§ TASK STATEMENT:
Return each entry exactly, omitting nothing.

Dataset rows about figures
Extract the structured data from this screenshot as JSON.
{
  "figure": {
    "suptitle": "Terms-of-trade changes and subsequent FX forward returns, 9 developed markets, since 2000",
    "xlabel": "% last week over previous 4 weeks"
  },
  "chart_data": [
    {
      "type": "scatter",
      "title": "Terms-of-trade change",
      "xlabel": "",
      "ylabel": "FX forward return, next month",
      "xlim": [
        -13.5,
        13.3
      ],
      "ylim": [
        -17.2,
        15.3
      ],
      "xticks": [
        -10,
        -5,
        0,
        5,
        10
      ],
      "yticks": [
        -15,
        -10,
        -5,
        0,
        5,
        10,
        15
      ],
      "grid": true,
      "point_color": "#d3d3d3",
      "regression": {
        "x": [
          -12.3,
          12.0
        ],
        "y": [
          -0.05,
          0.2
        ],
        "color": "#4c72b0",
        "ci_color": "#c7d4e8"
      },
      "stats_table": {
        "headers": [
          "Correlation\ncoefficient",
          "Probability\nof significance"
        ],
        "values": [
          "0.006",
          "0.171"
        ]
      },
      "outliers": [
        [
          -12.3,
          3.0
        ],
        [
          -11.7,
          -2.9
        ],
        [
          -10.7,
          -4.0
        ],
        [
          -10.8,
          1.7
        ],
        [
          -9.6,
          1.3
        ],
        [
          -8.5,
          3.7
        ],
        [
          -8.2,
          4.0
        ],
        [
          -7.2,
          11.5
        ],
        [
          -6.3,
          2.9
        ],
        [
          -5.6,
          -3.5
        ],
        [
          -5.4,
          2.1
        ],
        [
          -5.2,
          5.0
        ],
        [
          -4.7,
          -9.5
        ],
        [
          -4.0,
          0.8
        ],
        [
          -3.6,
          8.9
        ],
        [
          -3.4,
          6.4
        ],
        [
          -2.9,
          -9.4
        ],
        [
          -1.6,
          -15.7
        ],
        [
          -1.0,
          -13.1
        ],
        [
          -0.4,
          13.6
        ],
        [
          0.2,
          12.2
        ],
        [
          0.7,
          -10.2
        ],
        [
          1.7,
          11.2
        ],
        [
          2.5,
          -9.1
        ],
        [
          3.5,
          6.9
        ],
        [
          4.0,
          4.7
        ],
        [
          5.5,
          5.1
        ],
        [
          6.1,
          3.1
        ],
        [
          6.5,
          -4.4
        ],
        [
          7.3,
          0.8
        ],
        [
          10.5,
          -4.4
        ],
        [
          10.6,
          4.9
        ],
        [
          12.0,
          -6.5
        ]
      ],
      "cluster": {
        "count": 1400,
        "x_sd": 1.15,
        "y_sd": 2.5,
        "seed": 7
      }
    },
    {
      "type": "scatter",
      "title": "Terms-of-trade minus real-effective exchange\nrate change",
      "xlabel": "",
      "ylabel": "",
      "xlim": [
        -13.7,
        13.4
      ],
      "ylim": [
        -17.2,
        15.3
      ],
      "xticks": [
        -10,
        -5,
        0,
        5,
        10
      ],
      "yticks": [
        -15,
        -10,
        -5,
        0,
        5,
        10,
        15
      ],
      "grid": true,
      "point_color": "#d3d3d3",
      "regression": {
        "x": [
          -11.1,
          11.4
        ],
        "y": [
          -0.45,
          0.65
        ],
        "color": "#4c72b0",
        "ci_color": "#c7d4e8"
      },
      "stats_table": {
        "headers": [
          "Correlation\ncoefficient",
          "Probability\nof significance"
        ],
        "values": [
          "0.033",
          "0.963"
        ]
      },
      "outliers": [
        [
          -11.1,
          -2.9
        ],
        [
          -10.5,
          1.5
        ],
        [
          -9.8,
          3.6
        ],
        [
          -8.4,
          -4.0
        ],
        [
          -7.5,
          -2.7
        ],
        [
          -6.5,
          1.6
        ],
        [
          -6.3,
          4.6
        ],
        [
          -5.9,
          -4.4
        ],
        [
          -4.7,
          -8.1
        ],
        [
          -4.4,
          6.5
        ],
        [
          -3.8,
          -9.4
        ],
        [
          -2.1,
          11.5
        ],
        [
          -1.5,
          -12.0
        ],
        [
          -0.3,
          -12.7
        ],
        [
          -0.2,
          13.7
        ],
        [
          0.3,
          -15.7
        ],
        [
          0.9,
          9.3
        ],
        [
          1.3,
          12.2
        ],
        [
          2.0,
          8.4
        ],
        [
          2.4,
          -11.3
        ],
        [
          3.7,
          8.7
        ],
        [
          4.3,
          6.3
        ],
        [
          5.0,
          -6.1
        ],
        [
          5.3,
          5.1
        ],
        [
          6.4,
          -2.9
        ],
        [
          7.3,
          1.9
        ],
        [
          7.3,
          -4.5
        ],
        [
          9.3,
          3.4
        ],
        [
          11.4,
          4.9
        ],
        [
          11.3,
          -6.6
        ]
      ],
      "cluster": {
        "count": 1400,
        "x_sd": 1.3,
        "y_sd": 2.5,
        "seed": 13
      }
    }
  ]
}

§ EXERCISE ANSWER:
Extract the structured data from this screenshot as JSON.
{
  "figure": {
    "suptitle": "Terms-of-trade changes and subsequent FX forward returns, 9 developed markets, since 2000",
    "xlabel": "% last week over previous 4 weeks"
  },
  "chart_data": [
    {
      "type": "scatter",
      "title": "Terms-of-trade change",
      "xlabel": "",
      "ylabel": "FX forward return, next month",
      "xlim": [
        -13.5,
        13.3
      ],
      "ylim": [
        -17.2,
        15.3
      ],
      "xticks": [
        -10,
        -5,
        0,
        5,
        10
      ],
      "yticks": [
        -15,
        -10,
        -5,
        0,
        5,
        10,
        15
      ],
      "grid": true,
      "point_color": "#d3d3d3",
      "regression": {
        "x": [
          -12.3,
          12.0
        ],
        "y": [
          -0.05,
          0.2
        ],
        "color": "#4c72b0",
        "ci_color": "#c7d4e8"
      },
      "stats_table": {
        "headers": [
          "Correlation\ncoefficient",
          "Probability\nof significance"
        ],
        "values": [
          "0.006",
          "0.171"
        ]
      },
      "outliers": [
        [
          -12.3,
          3.0
        ],
        [
          -11.7,
          -2.9
        ],
        [
          -10.7,
          -4.0
        ],
        [
          -10.8,
          1.7
        ],
        [
          -9.6,
          1.3
        ],
        [
          -8.5,
          3.7
        ],
        [
          -8.2,
          4.0
        ],
        [
          -7.2,
          11.5
        ],
        [
          -6.3,
          2.9
        ],
        [
          -5.6,
          -3.5
        ],
        [
          -5.4,
          2.1
        ],
        [
          -5.2,
          5.0
        ],
        [
          -4.7,
          -9.5
        ],
        [
          -4.0,
          0.8
        ],
        [
          -3.6,
          8.9
        ],
        [
          -3.4,
          6.4
        ],
        [
          -2.9,
          -9.4
        ],
        [
          -1.6,
          -15.7
        ],
        [
          -1.0,
          -13.1
        ],
        [
          -0.4,
          13.6
        ],
        [
          0.2,
          12.2
        ],
        [
          0.7,
          -10.2
        ],
        [
          1.7,
          11.2
        ],
        [
          2.5,
          -9.1
        ],
        [
          3.5,
          6.9
        ],
        [
          4.0,
          4.7
        ],
        [
          5.5,
          5.1
        ],
        [
          6.1,
          3.1
        ],
        [
          6.5,
          -4.4
        ],
        [
          7.3,
          0.8
        ],
        [
          10.5,
          -4.4
        ],
        [
          10.6,
          4.9
        ],
        [
          12.0,
          -6.5
        ]
      ],
      "cluster": {
        "count": 1400,
        "x_sd": 1.15,
        "y_sd": 2.5,
        "seed": 7
      }
    },
    {
      "type": "scatter",
      "title": "Terms-of-trade minus real-effective exchange\nrate change",
      "xlabel": "",
      "ylabel": "",
      "xlim": [
        -13.7,
        13.4
      ],
      "ylim": [
        -17.2,
        15.3
      ],
      "xticks": [
        -10,
        -5,
        0,
        5,
        10
      ],
      "yticks": [
        -15,
        -10,
        -5,
        0,
        5,
        10,
        15
      ],
      "grid": true,
      "point_color": "#d3d3d3",
      "regression": {
        "x": [
          -11.1,
          11.4
        ],
        "y": [
          -0.45,
          0.65
        ],
        "color": "#4c72b0",
        "ci_color": "#c7d4e8"
      },
      "stats_table": {
        "headers": [
          "Correlation\ncoefficient",
          "Probability\nof significance"
        ],
        "values": [
          "0.033",
          "0.963"
        ]
      },
      "outliers": [
        [
          -11.1,
          -2.9
        ],
        [
          -10.5,
          1.5
        ],
        [
          -9.8,
          3.6
        ],
        [
          -8.4,
          -4.0
        ],
        [
          -7.5,
          -2.7
        ],
        [
          -6.5,
          1.6
        ],
        [
          -6.3,
          4.6
        ],
        [
          -5.9,
          -4.4
        ],
        [
          -4.7,
          -8.1
        ],
        [
          -4.4,
          6.5
        ],
        [
          -3.8,
          -9.4
        ],
        [
          -2.1,
          11.5
        ],
        [
          -1.5,
          -12.0
        ],
        [
          -0.3,
          -12.7
        ],
        [
          -0.2,
          13.7
        ],
        [
          0.3,
          -15.7
        ],
        [
          0.9,
          9.3
        ],
        [
          1.3,
          12.2
        ],
        [
          2.0,
          8.4
        ],
        [
          2.4,
          -11.3
        ],
        [
          3.7,
          8.7
        ],
        [
          4.3,
          6.3
        ],
        [
          5.0,
          -6.1
        ],
        [
          5.3,
          5.1
        ],
        [
          6.4,
          -2.9
        ],
        [
          7.3,
          1.9
        ],
        [
          7.3,
          -4.5
        ],
        [
          9.3,
          3.4
        ],
        [
          11.4,
          4.9
        ],
        [
          11.3,
          -6.6
        ]
      ],
      "cluster": {
        "count": 1400,
        "x_sd": 1.3,
        "y_sd": 2.5,
        "seed": 13
      }
    }
  ]
}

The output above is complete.